Die Orstfeuerwehr Boxbrunn löst sich zum 8. März auf, dies teilte Bürgermeister Heinrich Süß (UWG) den Mitgliedern des Marktgemeinderates bei der jüngsten Sitzung mit. Bei einer Dienstbesprechung im Januar teilten die beiden Kommandanten Günter Möhring und Stefan Kleebauer dem Bürgermeister mit, dass der abwehrende Brandschutz sowie eine technische Hilfeleistung wegen der Unterschreitung der erforderlichen Mindeststärke nicht mehr gewährleistet werden kann.

Grundsätzlich liegt die Mindeststärke nach dem Bayerischen Feuerwehrgesetz bei 27 Feuerwehrleuten. In Ausnahmefällen reicht eine Mindeststärke von 18 Feuerwehrleuten aus. Der Ortsfeuerwehr Boxbrunn stehen derzeit lediglich nur noch 5 Feuerwehrdienstleistende zur Verfügung. Wenn nicht genügend Freiwillige vorhanden sind und auch nicht rekrutiert werden können, sieht das das Bayerische Feuerwehrgesetz zwei Alternativen vor. So sind Brandschutz und technische Hilfeleitung nicht mehr gewährleistet, wenn die Hilfsfrist von höchstens 10 Minuten nicht eingehalten werden können. So ist die Feuerwehr durch Heranziehung von Dienstpflichtigen zu ergänzen und auf die erforderliche Stärke zu bringen.

Die zweite Möglichkeit ist Auflösung der Ortswehr. Da der Brandschutz und die technische Hilfeleistung sowie Hilfsfrist von höchstens 10 Minuten durch die Freiwillige Feuerwehr Weisendorf gewährleistet werden kann. Nach kurzer Diskussion stimmte der Marktgemeinderat der Auflösung zu und vorhandene Fahrzeuge und Geräte werden vom Markt Weisendorf bzw. von den Ortswehren übernommen. Das Feuerwehrgerätehaus in Boxbrunn bleibt bestehen, dies sicherte Bürgermeister Süß den Boxbrunnern zu. "Der Schulungsraum kann künftig von der Dorfgemeinschaft für Zusammenkünfte genutzt werden", erklärte dazu der Bürgermeister. Auch um die Pflege des Gebäudes und der Außenanlagen werden sich die Ortsteilbewohner selbst kümmern. Stefan Süß (CSU) und weitere Mitglieder des Gremiums bedauerten die Auflösung und Süß befürchtet, dass mittelfristig weitere Ortswehren vor einer Auflösung stehen könnten.

-- -- --

[AUFGABE 1]
Wie viele Feuerwehrdienstleistende stehen der Ortsfeuerwehr laut dem Bericht über die Feuerwehr Boxbrunn derzeit noch zur Verfügung?
[AUFGABE 2]
Greifen Sie den Bericht über die Feuerwehr Boxbrunn nach seinem letzten Satz auf und schreiben Sie ihn weiter.
Die anschließenden Zeilen stammen aus einer anderen Quelle als der Bericht über die Feuerwehr Boxbrunn.

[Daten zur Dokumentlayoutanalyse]
-- -- --

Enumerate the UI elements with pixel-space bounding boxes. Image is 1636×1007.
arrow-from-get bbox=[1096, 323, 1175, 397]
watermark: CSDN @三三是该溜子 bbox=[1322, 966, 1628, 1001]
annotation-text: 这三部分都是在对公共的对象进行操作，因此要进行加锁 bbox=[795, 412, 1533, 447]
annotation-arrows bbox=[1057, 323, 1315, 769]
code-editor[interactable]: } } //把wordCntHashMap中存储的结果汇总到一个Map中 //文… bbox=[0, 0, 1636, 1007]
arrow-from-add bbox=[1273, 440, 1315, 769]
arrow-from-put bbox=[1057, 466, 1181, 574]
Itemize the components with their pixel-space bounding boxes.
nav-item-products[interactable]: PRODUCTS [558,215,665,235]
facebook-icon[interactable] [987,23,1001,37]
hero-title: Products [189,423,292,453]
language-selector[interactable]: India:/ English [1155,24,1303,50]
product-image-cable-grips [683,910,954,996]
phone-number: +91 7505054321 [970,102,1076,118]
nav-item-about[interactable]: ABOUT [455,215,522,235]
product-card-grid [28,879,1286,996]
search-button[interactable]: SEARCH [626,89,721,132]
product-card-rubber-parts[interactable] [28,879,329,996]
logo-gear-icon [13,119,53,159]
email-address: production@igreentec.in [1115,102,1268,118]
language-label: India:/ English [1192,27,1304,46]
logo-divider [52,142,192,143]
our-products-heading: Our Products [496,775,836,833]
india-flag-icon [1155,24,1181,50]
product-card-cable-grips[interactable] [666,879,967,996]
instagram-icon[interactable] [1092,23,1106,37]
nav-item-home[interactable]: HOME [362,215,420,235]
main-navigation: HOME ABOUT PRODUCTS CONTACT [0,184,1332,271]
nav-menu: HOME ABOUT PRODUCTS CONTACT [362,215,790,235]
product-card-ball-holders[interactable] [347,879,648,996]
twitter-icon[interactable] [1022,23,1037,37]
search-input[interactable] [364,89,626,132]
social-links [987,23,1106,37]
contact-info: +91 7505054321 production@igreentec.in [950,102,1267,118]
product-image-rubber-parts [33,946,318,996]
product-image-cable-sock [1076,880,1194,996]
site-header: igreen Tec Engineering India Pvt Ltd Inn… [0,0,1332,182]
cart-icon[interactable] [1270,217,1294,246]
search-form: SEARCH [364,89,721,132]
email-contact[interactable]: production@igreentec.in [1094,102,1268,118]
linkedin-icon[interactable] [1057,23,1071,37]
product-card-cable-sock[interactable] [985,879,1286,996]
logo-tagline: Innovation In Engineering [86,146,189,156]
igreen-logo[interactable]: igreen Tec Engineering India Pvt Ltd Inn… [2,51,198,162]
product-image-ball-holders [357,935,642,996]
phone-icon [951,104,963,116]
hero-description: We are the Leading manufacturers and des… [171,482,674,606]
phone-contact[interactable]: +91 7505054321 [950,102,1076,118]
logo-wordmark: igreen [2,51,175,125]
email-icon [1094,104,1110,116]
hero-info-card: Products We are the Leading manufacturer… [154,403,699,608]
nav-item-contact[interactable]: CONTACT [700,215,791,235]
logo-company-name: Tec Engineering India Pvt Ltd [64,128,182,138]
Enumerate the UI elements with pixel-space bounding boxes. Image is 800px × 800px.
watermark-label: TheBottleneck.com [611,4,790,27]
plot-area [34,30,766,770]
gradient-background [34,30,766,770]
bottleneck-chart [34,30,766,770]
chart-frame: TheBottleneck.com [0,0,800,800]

-- -- --

[ANTWORT 1]
Nur noch fünf.

[ANTWORT 2]
Keine Kampfmittel

Eigentlich hofften die Mitglieder des Marktgemeinderates, dass es mit der Erschließung des Baugebietes "Buch - östlich der Hopfenleithe" schneller vorangeht. Jürgen Wagner vom gleichnamigen Ingenieurbüro erläuterte dem Gremium den Vorentwurf der Erschließungsplanung, die allgemein auf Gefallen stieß. Die Kampfmittelvorerkundung ist abgeschlossen und nach Auswertung der Luftbilder konnte keine potentielle Kampfmittelbelastung festgestellt werden. Das Baugebiet wird verkehrsberuhigt sein und inmitten des Gebietes werden Bäume und Straßenbegleitgrün für Aufenthaltsqualität sorgen. So wird auch in der Mitte ein Platz angelegt, der bei Bedarf bestuhlt und auch mit Spielgeräten ausgestattet werden kann. Auf Nachfrage erklärte Wagner, dass die Ergebnisse der Bodenproben abgewartet werden müssen, erst dann kann letztlich der fertige Erschließungsplan beschlossen werden.


Räte zuckten zusammen

Mit Beginn der Erschließungsmaßnahme, die Wagner mit rund 1,7 Millionen Euro bezifferte, kann frühestens im zweiten Halbjahr begonnen werden. Bei den Kosten zuckten einige der Ratsmitglieder etwas zusammen. Die genannte Summe konnte der Ingenieur aber auch begründen. So sei er an die obere Grenze gegangen, weil erst nach dem Ergebnis der Bodenproben feststehe, wieviel Boden ausgetauscht werden muss.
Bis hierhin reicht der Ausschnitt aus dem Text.